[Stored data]
-- begin --

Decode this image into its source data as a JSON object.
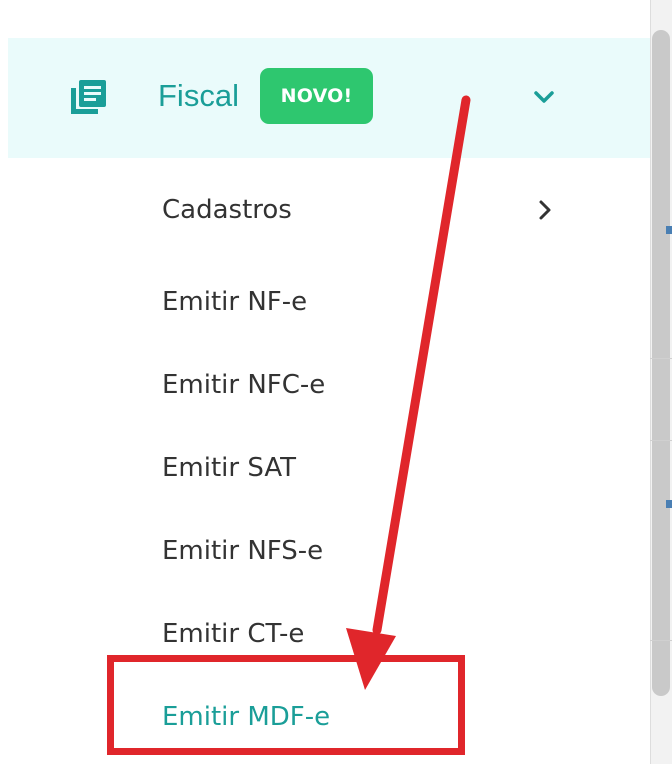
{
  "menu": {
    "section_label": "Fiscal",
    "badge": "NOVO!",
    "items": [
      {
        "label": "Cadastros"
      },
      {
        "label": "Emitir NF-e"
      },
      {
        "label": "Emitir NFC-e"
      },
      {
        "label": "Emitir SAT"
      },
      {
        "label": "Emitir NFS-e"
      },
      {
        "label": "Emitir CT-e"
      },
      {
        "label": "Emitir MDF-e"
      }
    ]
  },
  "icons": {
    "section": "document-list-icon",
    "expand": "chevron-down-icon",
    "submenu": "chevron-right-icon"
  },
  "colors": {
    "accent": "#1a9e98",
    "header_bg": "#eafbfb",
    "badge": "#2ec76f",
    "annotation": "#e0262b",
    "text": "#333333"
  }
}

-- end --

WORK INSTRUCTIONS:
Reproduce the full listing above verbatim, with no pictures included.

OUTPUT OF THE EXERCISE:
Decode this image into its source data as a JSON object.
{
  "menu": {
    "section_label": "Fiscal",
    "badge": "NOVO!",
    "items": [
      {
        "label": "Cadastros"
      },
      {
        "label": "Emitir NF-e"
      },
      {
        "label": "Emitir NFC-e"
      },
      {
        "label": "Emitir SAT"
      },
      {
        "label": "Emitir NFS-e"
      },
      {
        "label": "Emitir CT-e"
      },
      {
        "label": "Emitir MDF-e"
      }
    ]
  },
  "icons": {
    "section": "document-list-icon",
    "expand": "chevron-down-icon",
    "submenu": "chevron-right-icon"
  },
  "colors": {
    "accent": "#1a9e98",
    "header_bg": "#eafbfb",
    "badge": "#2ec76f",
    "annotation": "#e0262b",
    "text": "#333333"
  }
}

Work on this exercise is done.